- _Do this_
Pull each line containing "JSON" out of the data and copy it.

===============

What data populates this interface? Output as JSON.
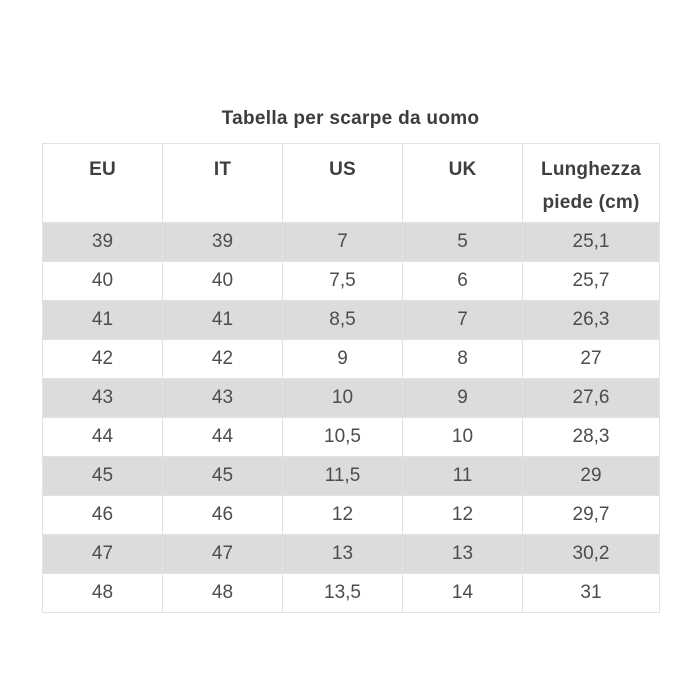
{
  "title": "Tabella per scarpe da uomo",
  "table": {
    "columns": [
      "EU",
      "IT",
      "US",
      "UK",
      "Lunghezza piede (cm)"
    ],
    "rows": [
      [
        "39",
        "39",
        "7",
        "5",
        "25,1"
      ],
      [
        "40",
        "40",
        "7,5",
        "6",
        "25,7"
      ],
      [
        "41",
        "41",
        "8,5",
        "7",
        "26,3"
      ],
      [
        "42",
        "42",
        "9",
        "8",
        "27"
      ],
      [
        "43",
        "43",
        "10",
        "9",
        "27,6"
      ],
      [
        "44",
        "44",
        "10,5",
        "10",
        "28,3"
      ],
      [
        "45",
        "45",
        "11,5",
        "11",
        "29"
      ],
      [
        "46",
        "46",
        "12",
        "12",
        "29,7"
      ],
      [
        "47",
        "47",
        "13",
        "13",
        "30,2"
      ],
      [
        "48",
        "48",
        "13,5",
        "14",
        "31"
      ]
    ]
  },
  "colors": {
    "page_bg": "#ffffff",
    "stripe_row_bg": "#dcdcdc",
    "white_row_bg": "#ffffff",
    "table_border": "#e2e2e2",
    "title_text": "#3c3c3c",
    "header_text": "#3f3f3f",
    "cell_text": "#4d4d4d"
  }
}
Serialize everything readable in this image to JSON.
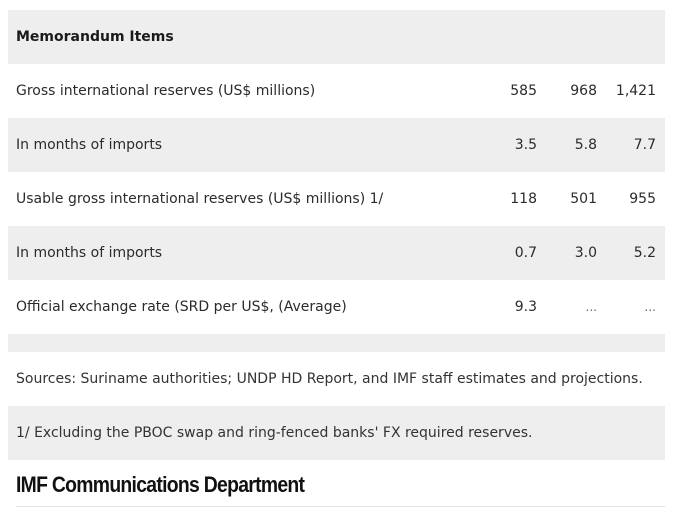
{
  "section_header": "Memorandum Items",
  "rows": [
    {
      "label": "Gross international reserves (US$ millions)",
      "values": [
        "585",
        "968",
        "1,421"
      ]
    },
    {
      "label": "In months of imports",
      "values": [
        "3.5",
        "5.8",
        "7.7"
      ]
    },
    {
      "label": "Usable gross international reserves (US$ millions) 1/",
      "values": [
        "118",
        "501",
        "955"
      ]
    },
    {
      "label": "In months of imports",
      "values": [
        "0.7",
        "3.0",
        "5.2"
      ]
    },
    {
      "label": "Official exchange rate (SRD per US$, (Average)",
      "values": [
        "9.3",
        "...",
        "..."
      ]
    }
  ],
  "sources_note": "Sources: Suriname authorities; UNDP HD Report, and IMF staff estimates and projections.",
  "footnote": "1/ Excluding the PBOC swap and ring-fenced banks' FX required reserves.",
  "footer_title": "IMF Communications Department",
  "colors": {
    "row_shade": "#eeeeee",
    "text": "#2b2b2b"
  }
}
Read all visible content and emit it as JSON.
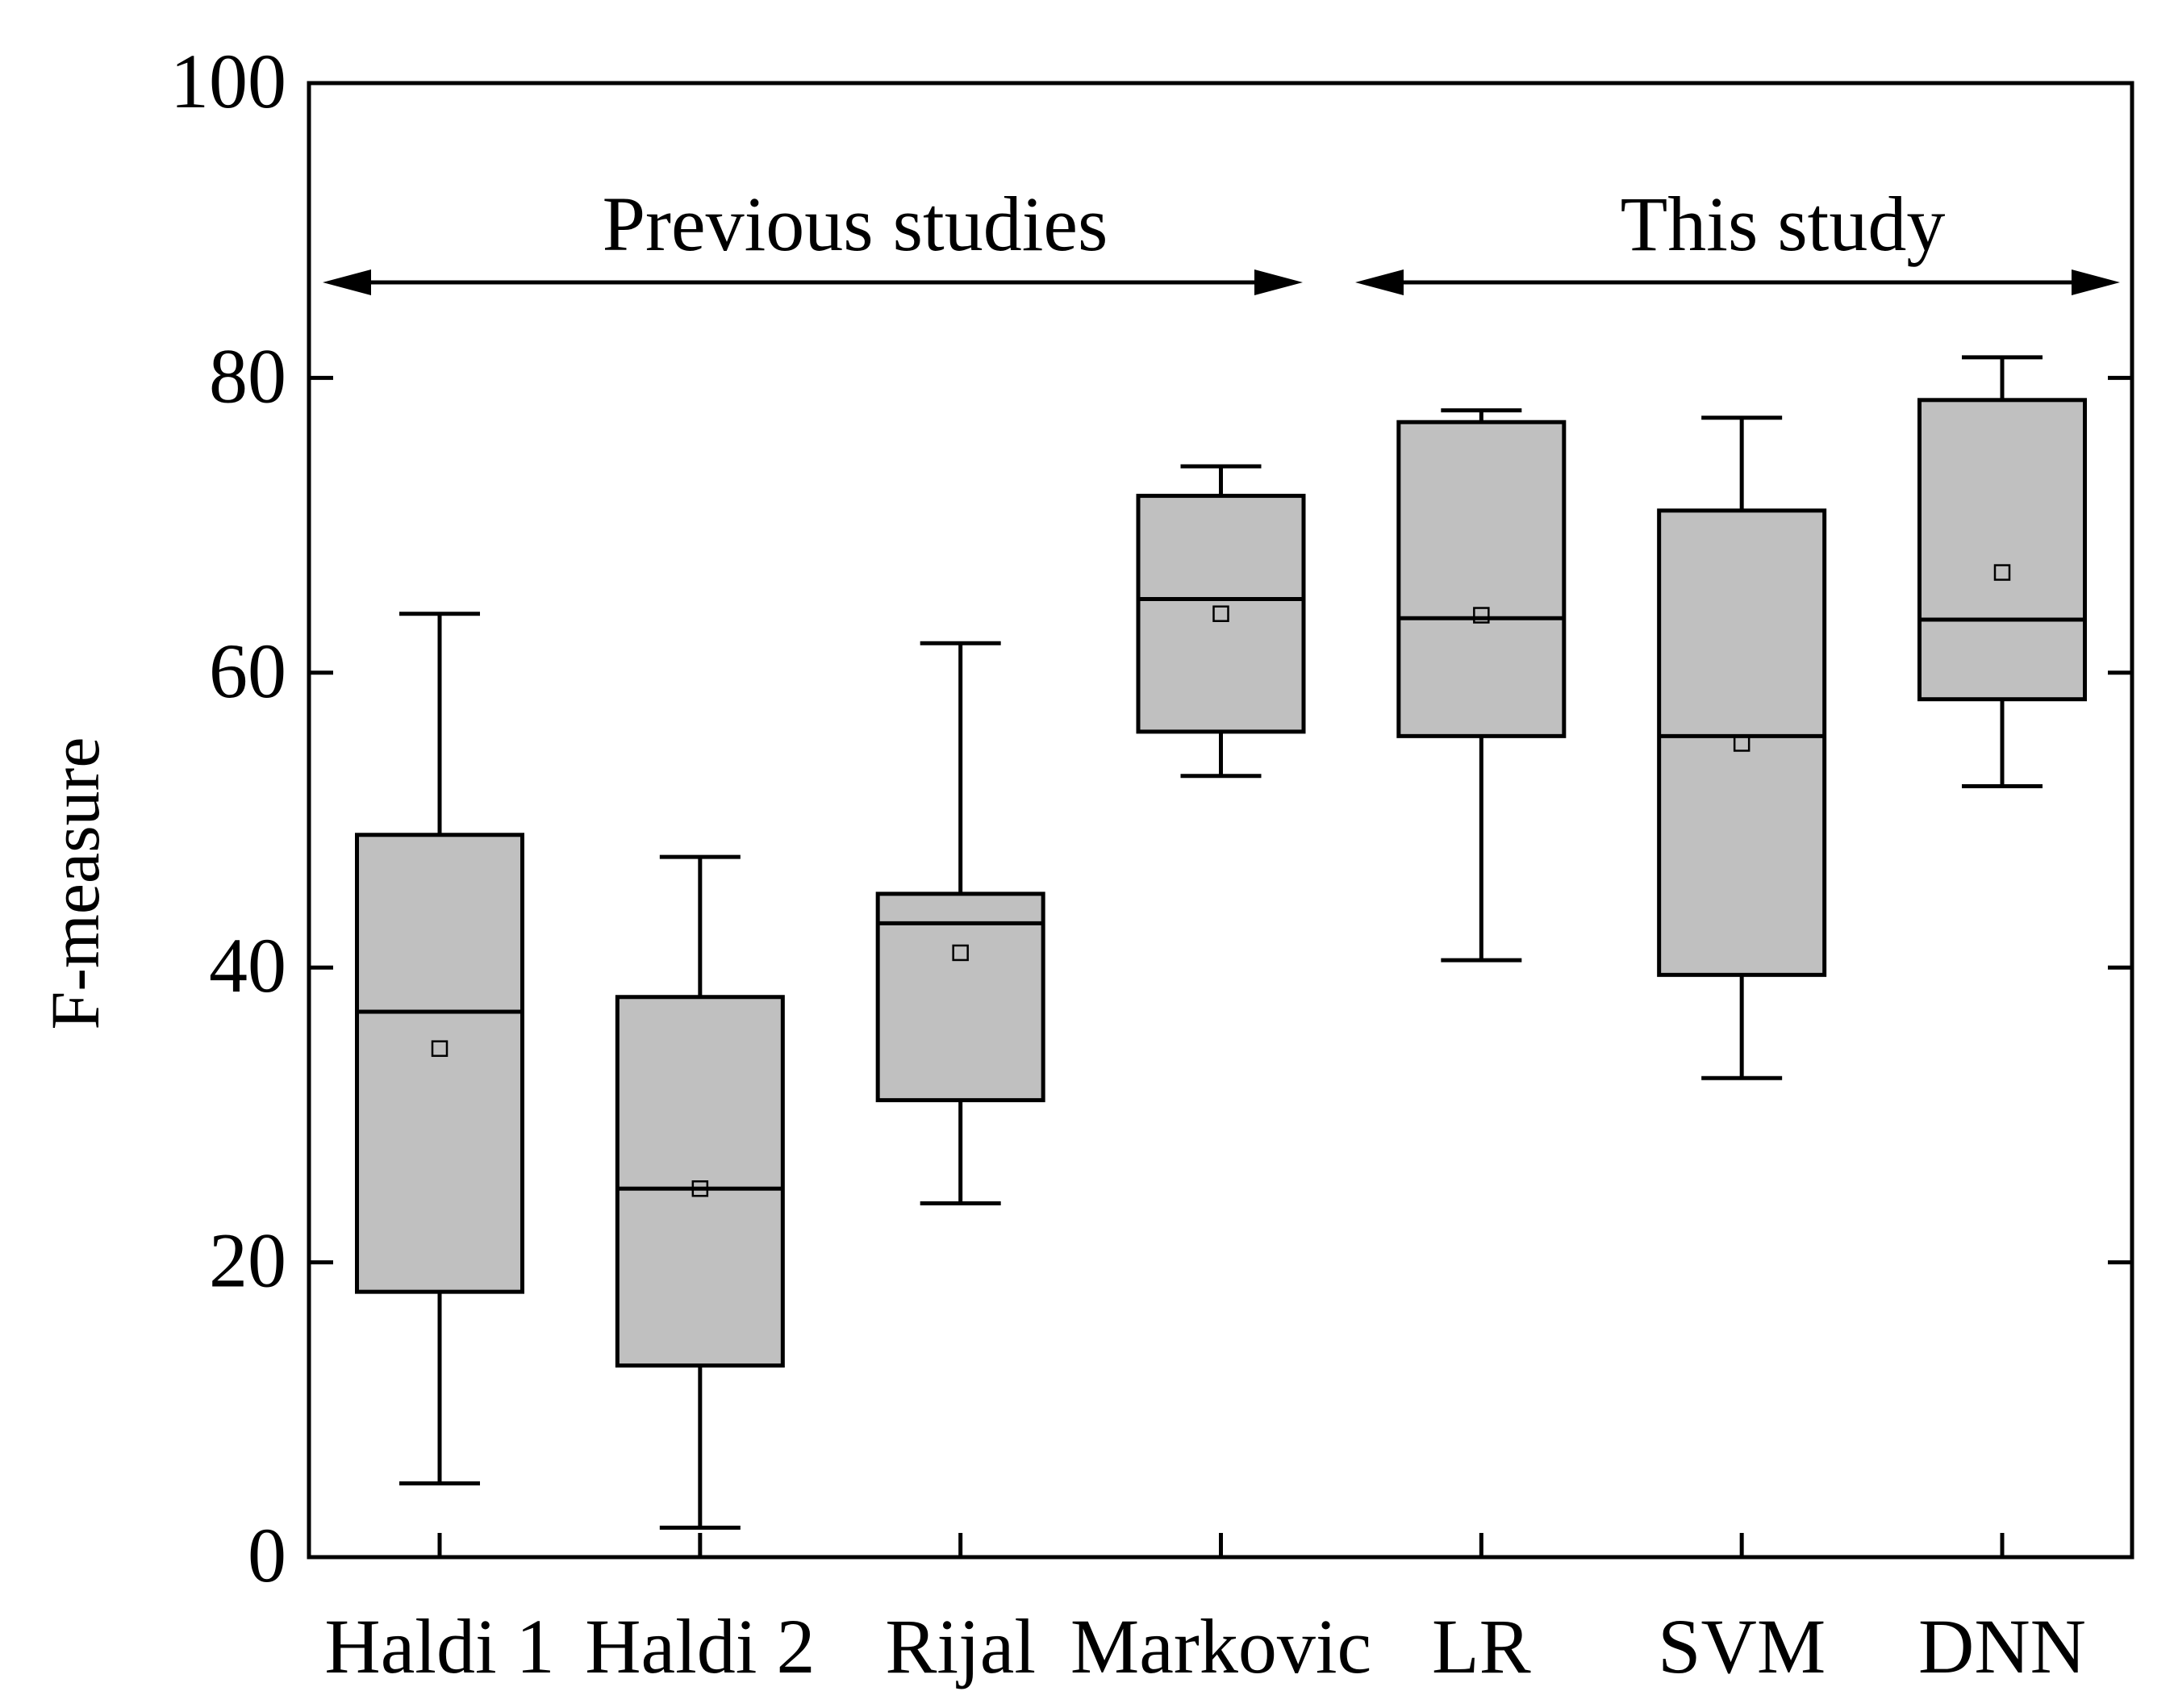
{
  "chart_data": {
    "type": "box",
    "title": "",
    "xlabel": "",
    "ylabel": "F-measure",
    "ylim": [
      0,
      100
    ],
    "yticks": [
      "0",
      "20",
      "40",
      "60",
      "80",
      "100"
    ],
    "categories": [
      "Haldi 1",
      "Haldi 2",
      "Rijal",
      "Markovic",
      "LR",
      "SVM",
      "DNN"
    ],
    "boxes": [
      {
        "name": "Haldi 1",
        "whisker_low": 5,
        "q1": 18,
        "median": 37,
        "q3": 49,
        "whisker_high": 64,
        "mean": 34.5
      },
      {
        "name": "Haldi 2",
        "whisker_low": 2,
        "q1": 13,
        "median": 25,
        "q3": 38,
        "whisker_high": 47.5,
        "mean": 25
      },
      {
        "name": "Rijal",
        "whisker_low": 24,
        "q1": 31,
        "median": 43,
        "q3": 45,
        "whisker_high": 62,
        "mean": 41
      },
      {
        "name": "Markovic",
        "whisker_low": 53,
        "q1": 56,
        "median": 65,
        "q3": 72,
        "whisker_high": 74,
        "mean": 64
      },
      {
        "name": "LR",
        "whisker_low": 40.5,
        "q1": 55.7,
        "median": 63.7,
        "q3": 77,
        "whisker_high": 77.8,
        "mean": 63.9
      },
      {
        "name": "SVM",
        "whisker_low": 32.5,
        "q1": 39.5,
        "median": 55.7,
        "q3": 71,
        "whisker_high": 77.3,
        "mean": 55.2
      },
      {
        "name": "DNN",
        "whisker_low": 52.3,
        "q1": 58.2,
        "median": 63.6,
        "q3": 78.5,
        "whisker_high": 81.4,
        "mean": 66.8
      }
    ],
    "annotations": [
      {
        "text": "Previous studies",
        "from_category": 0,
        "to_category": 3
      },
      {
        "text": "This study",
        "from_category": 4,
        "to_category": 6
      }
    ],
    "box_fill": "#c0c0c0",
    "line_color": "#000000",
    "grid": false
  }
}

===============

- _Completed exercise_
What data populates this interface? Output as JSON.
Serialize everything readable in this image to JSON.
Read all visible content and emit it as JSON.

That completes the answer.